Print verbatim every line starting at the one that contains "Read out every word on this page." and ending at the final line of the records; include both endpoints.

Raw records –
____
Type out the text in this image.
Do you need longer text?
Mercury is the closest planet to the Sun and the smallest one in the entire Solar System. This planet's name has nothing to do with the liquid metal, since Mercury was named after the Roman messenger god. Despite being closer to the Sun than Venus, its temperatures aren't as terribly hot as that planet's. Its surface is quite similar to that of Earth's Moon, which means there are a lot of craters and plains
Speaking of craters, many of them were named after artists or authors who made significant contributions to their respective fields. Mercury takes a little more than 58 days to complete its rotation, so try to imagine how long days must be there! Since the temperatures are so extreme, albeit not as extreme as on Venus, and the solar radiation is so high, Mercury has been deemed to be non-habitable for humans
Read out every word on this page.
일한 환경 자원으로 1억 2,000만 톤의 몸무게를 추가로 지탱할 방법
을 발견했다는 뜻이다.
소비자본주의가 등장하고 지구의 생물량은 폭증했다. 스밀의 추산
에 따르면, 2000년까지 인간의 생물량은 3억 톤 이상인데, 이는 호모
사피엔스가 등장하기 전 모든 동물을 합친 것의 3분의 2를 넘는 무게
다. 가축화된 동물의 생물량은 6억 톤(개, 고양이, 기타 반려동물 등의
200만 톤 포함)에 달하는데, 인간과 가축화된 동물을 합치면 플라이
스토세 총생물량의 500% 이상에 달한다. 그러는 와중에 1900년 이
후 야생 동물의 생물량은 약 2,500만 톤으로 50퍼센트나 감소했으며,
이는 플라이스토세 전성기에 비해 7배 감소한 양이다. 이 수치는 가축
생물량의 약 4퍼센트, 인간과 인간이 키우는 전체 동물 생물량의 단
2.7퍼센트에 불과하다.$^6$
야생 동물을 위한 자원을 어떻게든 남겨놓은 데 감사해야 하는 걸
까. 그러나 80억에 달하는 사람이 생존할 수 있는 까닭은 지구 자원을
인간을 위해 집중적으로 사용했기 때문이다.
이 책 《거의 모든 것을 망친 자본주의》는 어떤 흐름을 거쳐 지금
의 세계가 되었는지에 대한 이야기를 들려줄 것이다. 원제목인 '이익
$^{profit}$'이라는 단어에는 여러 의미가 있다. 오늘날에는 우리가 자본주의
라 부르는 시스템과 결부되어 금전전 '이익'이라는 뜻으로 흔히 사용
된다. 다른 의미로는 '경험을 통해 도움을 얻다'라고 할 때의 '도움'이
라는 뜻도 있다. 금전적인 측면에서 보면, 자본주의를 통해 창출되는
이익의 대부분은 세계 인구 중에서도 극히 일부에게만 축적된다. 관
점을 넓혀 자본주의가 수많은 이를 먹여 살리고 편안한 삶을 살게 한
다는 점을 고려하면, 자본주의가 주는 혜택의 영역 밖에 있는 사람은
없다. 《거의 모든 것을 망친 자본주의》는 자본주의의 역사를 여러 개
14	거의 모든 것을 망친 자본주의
____
EXERCISE OUTPUT –
Read out every word on this page.
일한 환경 자원으로 1억 2,000만 톤의 몸무게를 추가로 지탱할 방법
을 발견했다는 뜻이다.
소비자본주의가 등장하고 지구의 생물량은 폭증했다. 스밀의 추산
에 따르면, 2000년까지 인간의 생물량은 3억 톤 이상인데, 이는 호모
사피엔스가 등장하기 전 모든 동물을 합친 것의 3분의 2를 넘는 무게
다. 가축화된 동물의 생물량은 6억 톤(개, 고양이, 기타 반려동물 등의
200만 톤 포함)에 달하는데, 인간과 가축화된 동물을 합치면 플라이
스토세 총생물량의 500% 이상에 달한다. 그러는 와중에 1900년 이
후 야생 동물의 생물량은 약 2,500만 톤으로 50퍼센트나 감소했으며,
이는 플라이스토세 전성기에 비해 7배 감소한 양이다. 이 수치는 가축
생물량의 약 4퍼센트, 인간과 인간이 키우는 전체 동물 생물량의 단
2.7퍼센트에 불과하다.$^6$
야생 동물을 위한 자원을 어떻게든 남겨놓은 데 감사해야 하는 걸
까. 그러나 80억에 달하는 사람이 생존할 수 있는 까닭은 지구 자원을
인간을 위해 집중적으로 사용했기 때문이다.
이 책 《거의 모든 것을 망친 자본주의》는 어떤 흐름을 거쳐 지금
의 세계가 되었는지에 대한 이야기를 들려줄 것이다. 원제목인 '이익
$^{profit}$'이라는 단어에는 여러 의미가 있다. 오늘날에는 우리가 자본주의
라 부르는 시스템과 결부되어 금전전 '이익'이라는 뜻으로 흔히 사용
된다. 다른 의미로는 '경험을 통해 도움을 얻다'라고 할 때의 '도움'이
라는 뜻도 있다. 금전적인 측면에서 보면, 자본주의를 통해 창출되는
이익의 대부분은 세계 인구 중에서도 극히 일부에게만 축적된다. 관
점을 넓혀 자본주의가 수많은 이를 먹여 살리고 편안한 삶을 살게 한
다는 점을 고려하면, 자본주의가 주는 혜택의 영역 밖에 있는 사람은
없다. 《거의 모든 것을 망친 자본주의》는 자본주의의 역사를 여러 개
14	거의 모든 것을 망친 자본주의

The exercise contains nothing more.